- _RECORDS FOR THIS TASK_:
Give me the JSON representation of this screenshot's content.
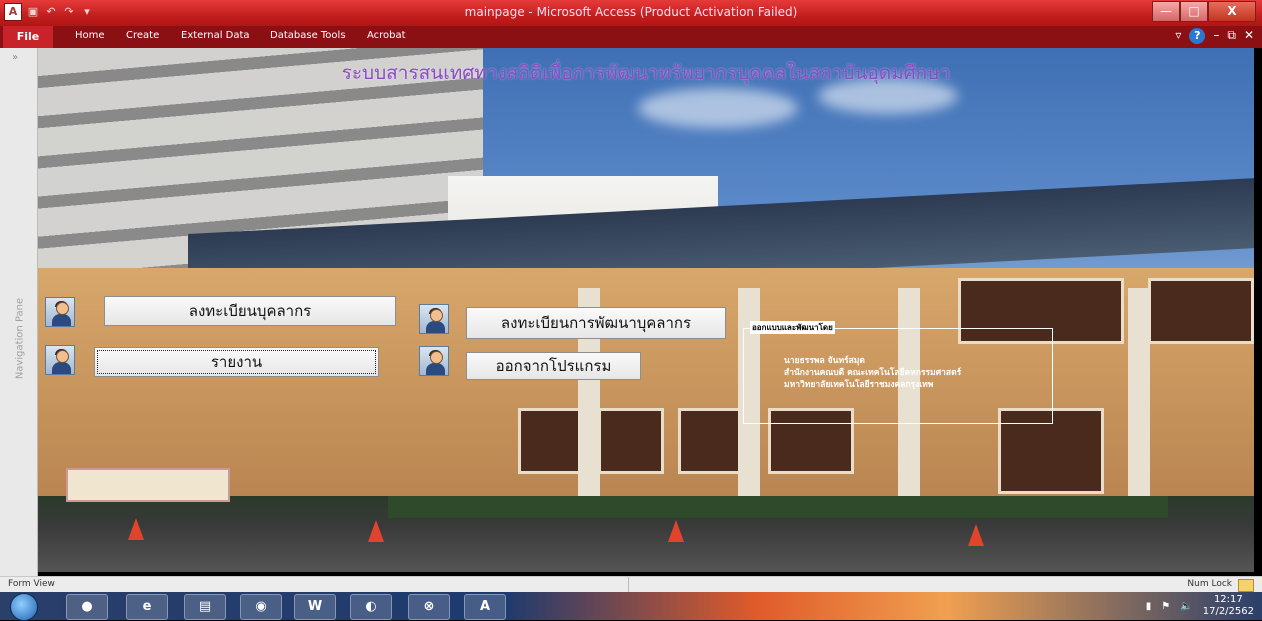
{
  "window": {
    "title": "mainpage - Microsoft Access (Product Activation Failed)",
    "app_icon": "A",
    "minimize": "—",
    "maximize": "□",
    "close": "X"
  },
  "ribbon": {
    "file_tab": "File",
    "tabs": [
      "Home",
      "Create",
      "External Data",
      "Database Tools",
      "Acrobat"
    ],
    "help": "?"
  },
  "nav_pane": {
    "label": "Navigation Pane",
    "expand": "»"
  },
  "form": {
    "title": "ระบบสารสนเทศทางสถิติเพื่อการพัฒนาทรัพยากรบุคคลในสถาบันอุดมศึกษา",
    "buttons": {
      "register_personnel": "ลงทะเบียนบุคลากร",
      "report": "รายงาน",
      "register_development": "ลงทะเบียนการพัฒนาบุคลากร",
      "exit": "ออกจากโปรแกรม"
    },
    "credit": {
      "caption": "ออกแบบและพัฒนาโดย",
      "lines": [
        "นายธรรพล จันทร์สมุด",
        "สำนักงานคณบดี คณะเทคโนโลยีคหกรรมศาสตร์",
        "มหาวิทยาลัยเทคโนโลยีราชมงคลกรุงเทพ"
      ]
    }
  },
  "statusbar": {
    "view": "Form View",
    "num_lock": "Num Lock"
  },
  "taskbar": {
    "apps": [
      "firefox-icon",
      "ie-icon",
      "explorer-icon",
      "chrome-icon",
      "word-icon",
      "media-icon",
      "sync-icon",
      "access-icon"
    ],
    "time": "12:17",
    "date": "17/2/2562"
  }
}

- _GIVEN REQUEST_:
Copy the material shown above in full and exactly. Skip the pictures.

- _RESULT FOR THIS EXERCISE_:
Give me the JSON representation of this screenshot's content.
{
  "window": {
    "title": "mainpage - Microsoft Access (Product Activation Failed)",
    "app_icon": "A",
    "minimize": "—",
    "maximize": "□",
    "close": "X"
  },
  "ribbon": {
    "file_tab": "File",
    "tabs": [
      "Home",
      "Create",
      "External Data",
      "Database Tools",
      "Acrobat"
    ],
    "help": "?"
  },
  "nav_pane": {
    "label": "Navigation Pane",
    "expand": "»"
  },
  "form": {
    "title": "ระบบสารสนเทศทางสถิติเพื่อการพัฒนาทรัพยากรบุคคลในสถาบันอุดมศึกษา",
    "buttons": {
      "register_personnel": "ลงทะเบียนบุคลากร",
      "report": "รายงาน",
      "register_development": "ลงทะเบียนการพัฒนาบุคลากร",
      "exit": "ออกจากโปรแกรม"
    },
    "credit": {
      "caption": "ออกแบบและพัฒนาโดย",
      "lines": [
        "นายธรรพล จันทร์สมุด",
        "สำนักงานคณบดี คณะเทคโนโลยีคหกรรมศาสตร์",
        "มหาวิทยาลัยเทคโนโลยีราชมงคลกรุงเทพ"
      ]
    }
  },
  "statusbar": {
    "view": "Form View",
    "num_lock": "Num Lock"
  },
  "taskbar": {
    "apps": [
      "firefox-icon",
      "ie-icon",
      "explorer-icon",
      "chrome-icon",
      "word-icon",
      "media-icon",
      "sync-icon",
      "access-icon"
    ],
    "time": "12:17",
    "date": "17/2/2562"
  }
}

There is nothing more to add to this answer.